| Rows |
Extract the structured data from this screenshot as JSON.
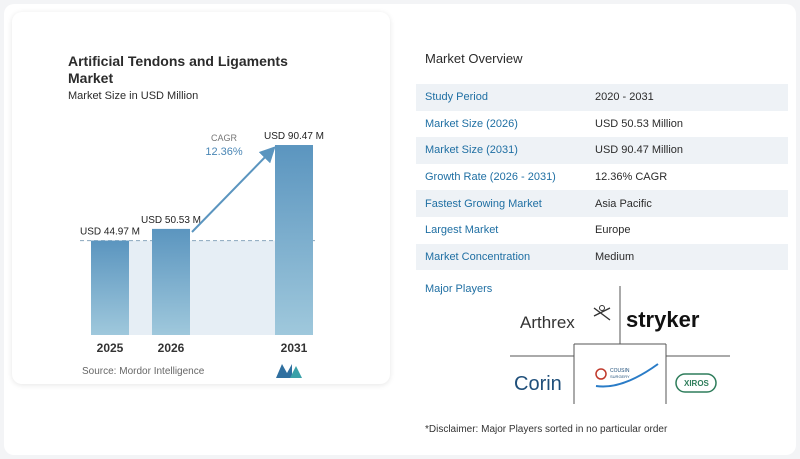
{
  "chart_data": {
    "type": "bar",
    "title": "Artificial Tendons and Ligaments Market",
    "subtitle": "Market Size in USD Million",
    "categories": [
      "2025",
      "2026",
      "2031"
    ],
    "values": [
      44.97,
      50.53,
      90.47
    ],
    "data_labels": [
      "USD 44.97 M",
      "USD 50.53 M",
      "USD 90.47 M"
    ],
    "ylim": [
      0,
      100
    ],
    "grid": false,
    "cagr_label": "CAGR",
    "cagr_value": "12.36%",
    "colors": {
      "bar_top": "#5b95bf",
      "bar_bottom": "#9fc8dc",
      "arrow": "#5b95bf",
      "shade": "#e6eef5"
    }
  },
  "source": "Source:  Mordor Intelligence",
  "overview": {
    "title": "Market Overview",
    "rows": [
      {
        "key": "Study Period",
        "value": "2020 - 2031"
      },
      {
        "key": "Market Size (2026)",
        "value": "USD 50.53 Million"
      },
      {
        "key": "Market Size (2031)",
        "value": "USD 90.47 Million"
      },
      {
        "key": "Growth Rate (2026 - 2031)",
        "value": "12.36% CAGR"
      },
      {
        "key": "Fastest Growing Market",
        "value": "Asia Pacific"
      },
      {
        "key": "Largest Market",
        "value": "Europe"
      },
      {
        "key": "Market Concentration",
        "value": "Medium"
      }
    ]
  },
  "players": {
    "title": "Major Players",
    "logos": [
      "Arthrex",
      "stryker",
      "Corin",
      "COUSIN",
      "XIROS"
    ],
    "cousin_sub": "SURGERY"
  },
  "disclaimer": "*Disclaimer: Major Players sorted in no particular order"
}
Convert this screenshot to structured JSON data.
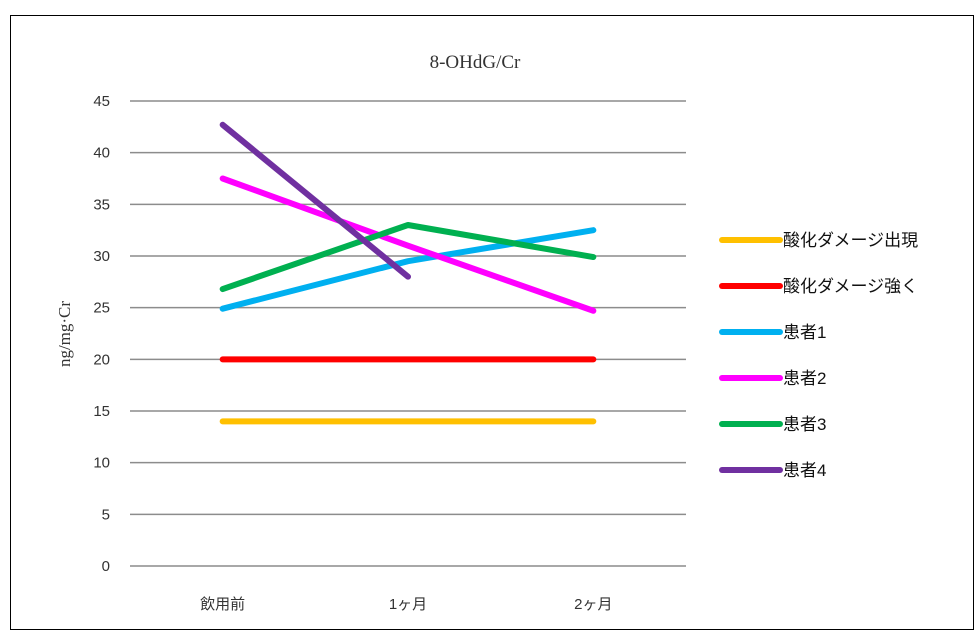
{
  "chart_data": {
    "type": "line",
    "title": "8-OHdG/Cr",
    "ylabel": "ng/mg·Cr",
    "xlabel": "",
    "categories": [
      "飲用前",
      "1ヶ月",
      "2ヶ月"
    ],
    "ylim": [
      0,
      45
    ],
    "yticks": [
      0,
      5,
      10,
      15,
      20,
      25,
      30,
      35,
      40,
      45
    ],
    "grid": true,
    "legend": "right",
    "series": [
      {
        "name": "酸化ダメージ出現",
        "color": "#FFC000",
        "values": [
          14,
          14,
          14
        ]
      },
      {
        "name": "酸化ダメージ強く",
        "color": "#FF0000",
        "values": [
          20,
          20,
          20
        ]
      },
      {
        "name": "患者1",
        "color": "#00B0F0",
        "values": [
          24.9,
          29.5,
          32.5
        ]
      },
      {
        "name": "患者2",
        "color": "#FF00FF",
        "values": [
          37.5,
          31,
          24.7
        ]
      },
      {
        "name": "患者3",
        "color": "#00B050",
        "values": [
          26.8,
          33,
          29.9
        ]
      },
      {
        "name": "患者4",
        "color": "#7030A0",
        "values": [
          42.7,
          28,
          null
        ]
      }
    ]
  }
}
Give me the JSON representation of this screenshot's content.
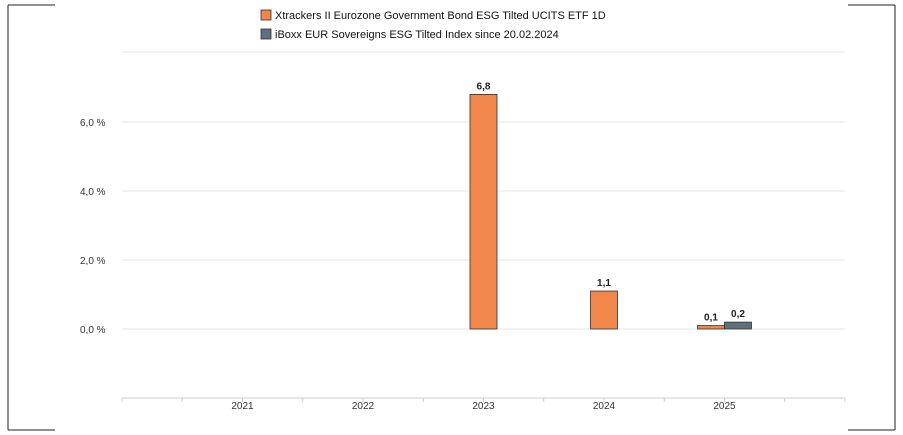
{
  "chart_data": {
    "type": "bar",
    "categories": [
      "2021",
      "2022",
      "2023",
      "2024",
      "2025"
    ],
    "series": [
      {
        "name": "Xtrackers II Eurozone Government Bond ESG Tilted UCITS ETF 1D",
        "color": "#f0864a",
        "values": [
          null,
          null,
          6.8,
          1.1,
          0.1
        ],
        "labels": [
          "",
          "",
          "6,8",
          "1,1",
          "0,1"
        ]
      },
      {
        "name": "iBoxx EUR Sovereigns ESG Tilted Index since 20.02.2024",
        "color": "#5f6f7b",
        "values": [
          null,
          null,
          null,
          null,
          0.2
        ],
        "labels": [
          "",
          "",
          "",
          "",
          "0,2"
        ]
      }
    ],
    "yticks": [
      0,
      2,
      4,
      6
    ],
    "ytick_labels": [
      "0,0 %",
      "2,0 %",
      "4,0 %",
      "6,0 %"
    ],
    "ylim": [
      -2,
      8
    ],
    "grid": true,
    "legend_position": "top"
  }
}
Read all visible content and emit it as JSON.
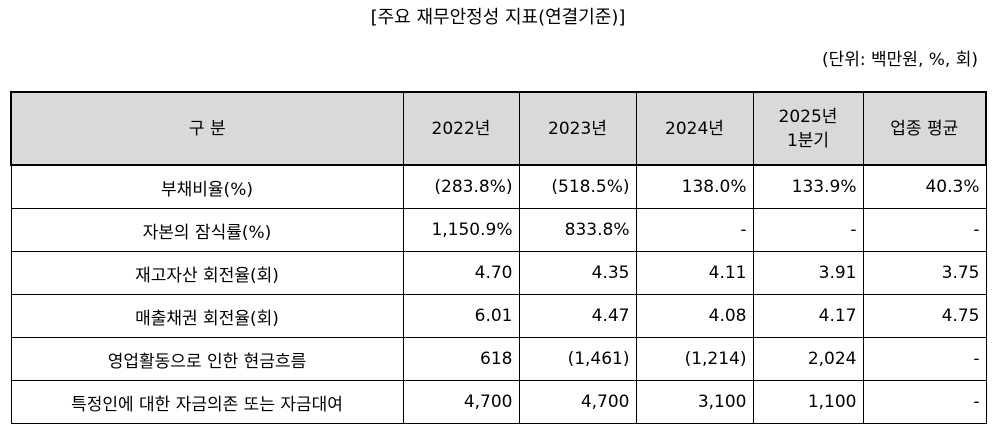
{
  "title": "[주요 재무안정성 지표(연결기준)]",
  "unit": "(단위: 백만원, %, 회)",
  "table": {
    "headers": [
      {
        "line1": "구 분",
        "line2": ""
      },
      {
        "line1": "2022년",
        "line2": ""
      },
      {
        "line1": "2023년",
        "line2": ""
      },
      {
        "line1": "2024년",
        "line2": ""
      },
      {
        "line1": "2025년",
        "line2": "1분기"
      },
      {
        "line1": "업종 평균",
        "line2": ""
      }
    ],
    "rows": [
      {
        "label": "부채비율(%)",
        "values": [
          "(283.8%)",
          "(518.5%)",
          "138.0%",
          "133.9%",
          "40.3%"
        ]
      },
      {
        "label": "자본의 잠식률(%)",
        "values": [
          "1,150.9%",
          "833.8%",
          "-",
          "-",
          "-"
        ]
      },
      {
        "label": "재고자산 회전율(회)",
        "values": [
          "4.70",
          "4.35",
          "4.11",
          "3.91",
          "3.75"
        ]
      },
      {
        "label": "매출채권 회전율(회)",
        "values": [
          "6.01",
          "4.47",
          "4.08",
          "4.17",
          "4.75"
        ]
      },
      {
        "label": "영업활동으로 인한 현금흐름",
        "values": [
          "618",
          "(1,461)",
          "(1,214)",
          "2,024",
          "-"
        ]
      },
      {
        "label": "특정인에 대한 자금의존 또는 자금대여",
        "values": [
          "4,700",
          "4,700",
          "3,100",
          "1,100",
          "-"
        ]
      }
    ]
  }
}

| Direction |
Each record above should be copied character for character, with pictures dropped.

| Solution for this task |
Extract the structured data from this screenshot as JSON.
{
  "chart_data": {
    "type": "bar",
    "title": "Artificial Tendons and Ligaments Market",
    "subtitle": "Market Size in USD Million",
    "categories": [
      "2025",
      "2026",
      "2031"
    ],
    "values": [
      44.97,
      50.53,
      90.47
    ],
    "data_labels": [
      "USD 44.97 M",
      "USD 50.53 M",
      "USD 90.47 M"
    ],
    "ylim": [
      0,
      100
    ],
    "grid": false,
    "cagr_label": "CAGR",
    "cagr_value": "12.36%",
    "colors": {
      "bar_top": "#5b95bf",
      "bar_bottom": "#9fc8dc",
      "arrow": "#5b95bf",
      "shade": "#e6eef5"
    }
  },
  "source": "Source:  Mordor Intelligence",
  "overview": {
    "title": "Market Overview",
    "rows": [
      {
        "key": "Study Period",
        "value": "2020 - 2031"
      },
      {
        "key": "Market Size (2026)",
        "value": "USD 50.53 Million"
      },
      {
        "key": "Market Size (2031)",
        "value": "USD 90.47 Million"
      },
      {
        "key": "Growth Rate (2026 - 2031)",
        "value": "12.36% CAGR"
      },
      {
        "key": "Fastest Growing Market",
        "value": "Asia Pacific"
      },
      {
        "key": "Largest Market",
        "value": "Europe"
      },
      {
        "key": "Market Concentration",
        "value": "Medium"
      }
    ]
  },
  "players": {
    "title": "Major Players",
    "logos": [
      "Arthrex",
      "stryker",
      "Corin",
      "COUSIN",
      "XIROS"
    ],
    "cousin_sub": "SURGERY"
  },
  "disclaimer": "*Disclaimer: Major Players sorted in no particular order"
}
Convert this screenshot to structured JSON data.
{
  "chart_data": {
    "type": "line",
    "title": "8-OHdG/Cr",
    "ylabel": "ng/mg·Cr",
    "xlabel": "",
    "categories": [
      "飲用前",
      "1ヶ月",
      "2ヶ月"
    ],
    "ylim": [
      0,
      45
    ],
    "yticks": [
      0,
      5,
      10,
      15,
      20,
      25,
      30,
      35,
      40,
      45
    ],
    "grid": true,
    "legend": "right",
    "series": [
      {
        "name": "酸化ダメージ出現",
        "color": "#FFC000",
        "values": [
          14,
          14,
          14
        ]
      },
      {
        "name": "酸化ダメージ強く",
        "color": "#FF0000",
        "values": [
          20,
          20,
          20
        ]
      },
      {
        "name": "患者1",
        "color": "#00B0F0",
        "values": [
          24.9,
          29.5,
          32.5
        ]
      },
      {
        "name": "患者2",
        "color": "#FF00FF",
        "values": [
          37.5,
          31,
          24.7
        ]
      },
      {
        "name": "患者3",
        "color": "#00B050",
        "values": [
          26.8,
          33,
          29.9
        ]
      },
      {
        "name": "患者4",
        "color": "#7030A0",
        "values": [
          42.7,
          28,
          null
        ]
      }
    ]
  }
}
Give me the JSON representation of this screenshot's content.
{
  "chart_data": {
    "type": "bar",
    "categories": [
      "2021",
      "2022",
      "2023",
      "2024",
      "2025"
    ],
    "series": [
      {
        "name": "Xtrackers II Eurozone Government Bond ESG Tilted UCITS ETF 1D",
        "color": "#f0864a",
        "values": [
          null,
          null,
          6.8,
          1.1,
          0.1
        ],
        "labels": [
          "",
          "",
          "6,8",
          "1,1",
          "0,1"
        ]
      },
      {
        "name": "iBoxx EUR Sovereigns ESG Tilted Index since 20.02.2024",
        "color": "#5f6f7b",
        "values": [
          null,
          null,
          null,
          null,
          0.2
        ],
        "labels": [
          "",
          "",
          "",
          "",
          "0,2"
        ]
      }
    ],
    "yticks": [
      0,
      2,
      4,
      6
    ],
    "ytick_labels": [
      "0,0 %",
      "2,0 %",
      "4,0 %",
      "6,0 %"
    ],
    "ylim": [
      -2,
      8
    ],
    "grid": true,
    "legend_position": "top"
  }
}
Read all visible content and emit it as JSON.
{
  "title": "[주요 재무안정성 지표(연결기준)]",
  "unit": "(단위: 백만원, %, 회)",
  "table": {
    "headers": [
      {
        "line1": "구 분",
        "line2": ""
      },
      {
        "line1": "2022년",
        "line2": ""
      },
      {
        "line1": "2023년",
        "line2": ""
      },
      {
        "line1": "2024년",
        "line2": ""
      },
      {
        "line1": "2025년",
        "line2": "1분기"
      },
      {
        "line1": "업종 평균",
        "line2": ""
      }
    ],
    "rows": [
      {
        "label": "부채비율(%)",
        "values": [
          "(283.8%)",
          "(518.5%)",
          "138.0%",
          "133.9%",
          "40.3%"
        ]
      },
      {
        "label": "자본의 잠식률(%)",
        "values": [
          "1,150.9%",
          "833.8%",
          "-",
          "-",
          "-"
        ]
      },
      {
        "label": "재고자산 회전율(회)",
        "values": [
          "4.70",
          "4.35",
          "4.11",
          "3.91",
          "3.75"
        ]
      },
      {
        "label": "매출채권 회전율(회)",
        "values": [
          "6.01",
          "4.47",
          "4.08",
          "4.17",
          "4.75"
        ]
      },
      {
        "label": "영업활동으로 인한 현금흐름",
        "values": [
          "618",
          "(1,461)",
          "(1,214)",
          "2,024",
          "-"
        ]
      },
      {
        "label": "특정인에 대한 자금의존 또는 자금대여",
        "values": [
          "4,700",
          "4,700",
          "3,100",
          "1,100",
          "-"
        ]
      }
    ]
  }
}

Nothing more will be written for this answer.